§ **PROBLEM TO WORK ON**
The listing must be reproduced in full, exactly as it stands.

§ **TASK INPUTS**

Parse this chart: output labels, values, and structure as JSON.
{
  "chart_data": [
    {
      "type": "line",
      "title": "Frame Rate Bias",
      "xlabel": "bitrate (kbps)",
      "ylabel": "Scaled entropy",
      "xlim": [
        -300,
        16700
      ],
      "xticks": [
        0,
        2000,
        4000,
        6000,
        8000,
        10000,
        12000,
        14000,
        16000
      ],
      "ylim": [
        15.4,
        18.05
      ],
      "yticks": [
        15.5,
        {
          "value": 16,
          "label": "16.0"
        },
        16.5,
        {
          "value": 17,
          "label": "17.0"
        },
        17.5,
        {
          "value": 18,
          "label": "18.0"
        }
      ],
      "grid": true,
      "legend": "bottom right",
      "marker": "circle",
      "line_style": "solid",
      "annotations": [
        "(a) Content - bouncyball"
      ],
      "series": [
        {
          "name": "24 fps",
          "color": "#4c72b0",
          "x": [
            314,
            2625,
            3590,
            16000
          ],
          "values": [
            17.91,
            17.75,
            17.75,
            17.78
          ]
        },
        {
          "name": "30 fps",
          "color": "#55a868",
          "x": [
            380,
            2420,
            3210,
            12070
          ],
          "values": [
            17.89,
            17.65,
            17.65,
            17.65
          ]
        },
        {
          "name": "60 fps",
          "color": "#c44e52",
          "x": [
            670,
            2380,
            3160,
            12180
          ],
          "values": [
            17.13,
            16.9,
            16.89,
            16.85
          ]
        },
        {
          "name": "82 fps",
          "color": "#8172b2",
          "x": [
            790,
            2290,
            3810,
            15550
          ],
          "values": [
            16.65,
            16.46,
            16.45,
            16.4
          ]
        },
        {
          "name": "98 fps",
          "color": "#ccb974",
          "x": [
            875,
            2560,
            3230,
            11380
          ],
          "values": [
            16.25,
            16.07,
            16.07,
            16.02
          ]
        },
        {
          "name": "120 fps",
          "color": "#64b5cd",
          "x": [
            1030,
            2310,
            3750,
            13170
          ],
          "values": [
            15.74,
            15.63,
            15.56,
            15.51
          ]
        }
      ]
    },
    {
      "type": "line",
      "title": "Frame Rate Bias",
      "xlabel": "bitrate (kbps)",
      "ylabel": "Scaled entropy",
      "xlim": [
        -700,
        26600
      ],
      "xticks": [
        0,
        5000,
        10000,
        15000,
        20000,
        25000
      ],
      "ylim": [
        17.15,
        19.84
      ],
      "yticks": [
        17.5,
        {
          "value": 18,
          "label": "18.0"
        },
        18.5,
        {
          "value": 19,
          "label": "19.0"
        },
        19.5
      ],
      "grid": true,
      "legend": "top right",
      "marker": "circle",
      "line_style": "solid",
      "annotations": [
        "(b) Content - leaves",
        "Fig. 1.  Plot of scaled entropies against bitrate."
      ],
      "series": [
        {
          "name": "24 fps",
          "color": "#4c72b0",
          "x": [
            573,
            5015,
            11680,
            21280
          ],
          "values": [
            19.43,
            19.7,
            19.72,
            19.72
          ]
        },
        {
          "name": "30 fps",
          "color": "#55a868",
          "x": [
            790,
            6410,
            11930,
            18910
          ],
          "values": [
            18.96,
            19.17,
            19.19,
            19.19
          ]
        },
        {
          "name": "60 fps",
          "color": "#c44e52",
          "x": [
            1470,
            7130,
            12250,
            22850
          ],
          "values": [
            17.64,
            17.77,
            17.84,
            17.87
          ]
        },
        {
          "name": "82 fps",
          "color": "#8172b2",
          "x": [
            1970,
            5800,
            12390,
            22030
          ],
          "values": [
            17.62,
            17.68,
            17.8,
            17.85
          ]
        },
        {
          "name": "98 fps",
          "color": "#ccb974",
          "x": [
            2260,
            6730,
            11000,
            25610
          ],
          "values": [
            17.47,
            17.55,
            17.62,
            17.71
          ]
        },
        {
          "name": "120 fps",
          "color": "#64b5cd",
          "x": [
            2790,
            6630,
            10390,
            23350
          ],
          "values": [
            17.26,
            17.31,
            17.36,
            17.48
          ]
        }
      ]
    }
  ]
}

§ **THE COMPLETED TASK**
Parse this chart: output labels, values, and structure as JSON.
{
  "chart_data": [
    {
      "type": "line",
      "title": "Frame Rate Bias",
      "xlabel": "bitrate (kbps)",
      "ylabel": "Scaled entropy",
      "xlim": [
        -300,
        16700
      ],
      "xticks": [
        0,
        2000,
        4000,
        6000,
        8000,
        10000,
        12000,
        14000,
        16000
      ],
      "ylim": [
        15.4,
        18.05
      ],
      "yticks": [
        15.5,
        {
          "value": 16,
          "label": "16.0"
        },
        16.5,
        {
          "value": 17,
          "label": "17.0"
        },
        17.5,
        {
          "value": 18,
          "label": "18.0"
        }
      ],
      "grid": true,
      "legend": "bottom right",
      "marker": "circle",
      "line_style": "solid",
      "annotations": [
        "(a) Content - bouncyball"
      ],
      "series": [
        {
          "name": "24 fps",
          "color": "#4c72b0",
          "x": [
            314,
            2625,
            3590,
            16000
          ],
          "values": [
            17.91,
            17.75,
            17.75,
            17.78
          ]
        },
        {
          "name": "30 fps",
          "color": "#55a868",
          "x": [
            380,
            2420,
            3210,
            12070
          ],
          "values": [
            17.89,
            17.65,
            17.65,
            17.65
          ]
        },
        {
          "name": "60 fps",
          "color": "#c44e52",
          "x": [
            670,
            2380,
            3160,
            12180
          ],
          "values": [
            17.13,
            16.9,
            16.89,
            16.85
          ]
        },
        {
          "name": "82 fps",
          "color": "#8172b2",
          "x": [
            790,
            2290,
            3810,
            15550
          ],
          "values": [
            16.65,
            16.46,
            16.45,
            16.4
          ]
        },
        {
          "name": "98 fps",
          "color": "#ccb974",
          "x": [
            875,
            2560,
            3230,
            11380
          ],
          "values": [
            16.25,
            16.07,
            16.07,
            16.02
          ]
        },
        {
          "name": "120 fps",
          "color": "#64b5cd",
          "x": [
            1030,
            2310,
            3750,
            13170
          ],
          "values": [
            15.74,
            15.63,
            15.56,
            15.51
          ]
        }
      ]
    },
    {
      "type": "line",
      "title": "Frame Rate Bias",
      "xlabel": "bitrate (kbps)",
      "ylabel": "Scaled entropy",
      "xlim": [
        -700,
        26600
      ],
      "xticks": [
        0,
        5000,
        10000,
        15000,
        20000,
        25000
      ],
      "ylim": [
        17.15,
        19.84
      ],
      "yticks": [
        17.5,
        {
          "value": 18,
          "label": "18.0"
        },
        18.5,
        {
          "value": 19,
          "label": "19.0"
        },
        19.5
      ],
      "grid": true,
      "legend": "top right",
      "marker": "circle",
      "line_style": "solid",
      "annotations": [
        "(b) Content - leaves",
        "Fig. 1.  Plot of scaled entropies against bitrate."
      ],
      "series": [
        {
          "name": "24 fps",
          "color": "#4c72b0",
          "x": [
            573,
            5015,
            11680,
            21280
          ],
          "values": [
            19.43,
            19.7,
            19.72,
            19.72
          ]
        },
        {
          "name": "30 fps",
          "color": "#55a868",
          "x": [
            790,
            6410,
            11930,
            18910
          ],
          "values": [
            18.96,
            19.17,
            19.19,
            19.19
          ]
        },
        {
          "name": "60 fps",
          "color": "#c44e52",
          "x": [
            1470,
            7130,
            12250,
            22850
          ],
          "values": [
            17.64,
            17.77,
            17.84,
            17.87
          ]
        },
        {
          "name": "82 fps",
          "color": "#8172b2",
          "x": [
            1970,
            5800,
            12390,
            22030
          ],
          "values": [
            17.62,
            17.68,
            17.8,
            17.85
          ]
        },
        {
          "name": "98 fps",
          "color": "#ccb974",
          "x": [
            2260,
            6730,
            11000,
            25610
          ],
          "values": [
            17.47,
            17.55,
            17.62,
            17.71
          ]
        },
        {
          "name": "120 fps",
          "color": "#64b5cd",
          "x": [
            2790,
            6630,
            10390,
            23350
          ],
          "values": [
            17.26,
            17.31,
            17.36,
            17.48
          ]
        }
      ]
    }
  ]
}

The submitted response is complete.